» **Requirement**: Show all lines that include the string "sonrasında"; copy each one.

» **Input data**:
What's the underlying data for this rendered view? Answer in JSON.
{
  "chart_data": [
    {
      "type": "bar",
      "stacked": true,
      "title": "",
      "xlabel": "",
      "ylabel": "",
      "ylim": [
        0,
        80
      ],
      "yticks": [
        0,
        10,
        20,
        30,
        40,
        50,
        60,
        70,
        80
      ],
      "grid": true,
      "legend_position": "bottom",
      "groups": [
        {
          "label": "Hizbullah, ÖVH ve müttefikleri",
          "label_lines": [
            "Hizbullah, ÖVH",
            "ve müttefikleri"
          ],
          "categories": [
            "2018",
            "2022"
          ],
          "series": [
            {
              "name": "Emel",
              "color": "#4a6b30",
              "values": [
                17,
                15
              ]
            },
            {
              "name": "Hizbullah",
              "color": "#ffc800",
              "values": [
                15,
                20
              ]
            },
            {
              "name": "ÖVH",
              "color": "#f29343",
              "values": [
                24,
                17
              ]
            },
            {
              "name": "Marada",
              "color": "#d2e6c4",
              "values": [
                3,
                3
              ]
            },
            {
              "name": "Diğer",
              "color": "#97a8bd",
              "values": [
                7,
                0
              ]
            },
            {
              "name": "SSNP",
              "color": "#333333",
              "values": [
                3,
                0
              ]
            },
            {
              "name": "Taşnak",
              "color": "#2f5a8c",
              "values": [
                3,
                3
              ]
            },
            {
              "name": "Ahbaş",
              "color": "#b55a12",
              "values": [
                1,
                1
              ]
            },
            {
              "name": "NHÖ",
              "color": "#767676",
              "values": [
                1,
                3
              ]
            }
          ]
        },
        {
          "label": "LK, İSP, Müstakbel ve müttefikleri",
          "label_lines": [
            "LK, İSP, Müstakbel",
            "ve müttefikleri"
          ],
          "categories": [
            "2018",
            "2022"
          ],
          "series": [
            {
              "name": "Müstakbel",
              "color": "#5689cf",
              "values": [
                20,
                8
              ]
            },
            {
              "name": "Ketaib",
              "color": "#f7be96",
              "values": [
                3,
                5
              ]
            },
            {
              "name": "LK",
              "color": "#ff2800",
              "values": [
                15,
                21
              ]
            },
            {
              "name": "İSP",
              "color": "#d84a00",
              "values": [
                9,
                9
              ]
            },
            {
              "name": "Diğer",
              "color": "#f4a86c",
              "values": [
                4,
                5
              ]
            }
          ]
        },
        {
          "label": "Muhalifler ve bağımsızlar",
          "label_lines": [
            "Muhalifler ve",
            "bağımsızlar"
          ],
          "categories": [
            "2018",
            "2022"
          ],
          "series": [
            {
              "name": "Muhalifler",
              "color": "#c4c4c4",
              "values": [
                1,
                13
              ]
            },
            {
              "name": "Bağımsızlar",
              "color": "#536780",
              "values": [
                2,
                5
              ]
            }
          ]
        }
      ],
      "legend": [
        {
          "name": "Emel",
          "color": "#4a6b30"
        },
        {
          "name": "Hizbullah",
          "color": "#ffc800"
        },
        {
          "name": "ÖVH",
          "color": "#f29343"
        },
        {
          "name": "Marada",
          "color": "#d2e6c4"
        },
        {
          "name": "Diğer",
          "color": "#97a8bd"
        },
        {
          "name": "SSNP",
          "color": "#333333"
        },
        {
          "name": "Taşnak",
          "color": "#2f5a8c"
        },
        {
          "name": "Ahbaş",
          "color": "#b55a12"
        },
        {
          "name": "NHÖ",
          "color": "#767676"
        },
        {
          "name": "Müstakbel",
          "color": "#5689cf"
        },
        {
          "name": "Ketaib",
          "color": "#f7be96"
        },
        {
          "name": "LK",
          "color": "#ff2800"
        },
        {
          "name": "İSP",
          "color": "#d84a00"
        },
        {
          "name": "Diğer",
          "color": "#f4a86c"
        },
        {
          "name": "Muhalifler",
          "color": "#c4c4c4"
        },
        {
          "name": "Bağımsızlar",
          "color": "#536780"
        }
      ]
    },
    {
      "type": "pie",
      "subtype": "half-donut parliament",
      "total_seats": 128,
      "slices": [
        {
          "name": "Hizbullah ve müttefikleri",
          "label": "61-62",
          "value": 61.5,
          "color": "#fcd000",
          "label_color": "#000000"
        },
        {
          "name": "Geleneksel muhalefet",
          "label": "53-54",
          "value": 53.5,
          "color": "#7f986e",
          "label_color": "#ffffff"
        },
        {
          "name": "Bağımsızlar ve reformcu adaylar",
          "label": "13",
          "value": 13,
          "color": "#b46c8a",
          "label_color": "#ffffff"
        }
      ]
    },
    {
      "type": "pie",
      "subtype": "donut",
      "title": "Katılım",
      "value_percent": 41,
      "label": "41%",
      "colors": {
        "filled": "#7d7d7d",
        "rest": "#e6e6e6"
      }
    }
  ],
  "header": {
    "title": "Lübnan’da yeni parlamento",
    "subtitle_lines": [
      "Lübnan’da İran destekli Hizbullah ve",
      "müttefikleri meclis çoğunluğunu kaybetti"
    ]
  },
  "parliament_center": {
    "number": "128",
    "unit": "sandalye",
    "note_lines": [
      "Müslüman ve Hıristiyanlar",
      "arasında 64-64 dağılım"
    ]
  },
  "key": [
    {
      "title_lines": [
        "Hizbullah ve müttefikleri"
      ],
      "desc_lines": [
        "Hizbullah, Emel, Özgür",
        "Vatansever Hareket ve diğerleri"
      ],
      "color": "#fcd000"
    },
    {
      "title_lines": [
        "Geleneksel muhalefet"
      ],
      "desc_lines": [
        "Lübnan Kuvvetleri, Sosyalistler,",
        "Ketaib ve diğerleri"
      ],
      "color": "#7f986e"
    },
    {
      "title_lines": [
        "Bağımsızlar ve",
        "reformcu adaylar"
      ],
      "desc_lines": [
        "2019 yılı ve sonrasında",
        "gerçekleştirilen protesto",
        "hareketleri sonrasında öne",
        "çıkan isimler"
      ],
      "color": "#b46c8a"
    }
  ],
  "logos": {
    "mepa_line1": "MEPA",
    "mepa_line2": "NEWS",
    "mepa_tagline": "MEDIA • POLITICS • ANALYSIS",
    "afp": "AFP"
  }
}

» **Result of the exercise**:
        "2019 yılı ve sonrasında",
        "hareketleri sonrasında öne",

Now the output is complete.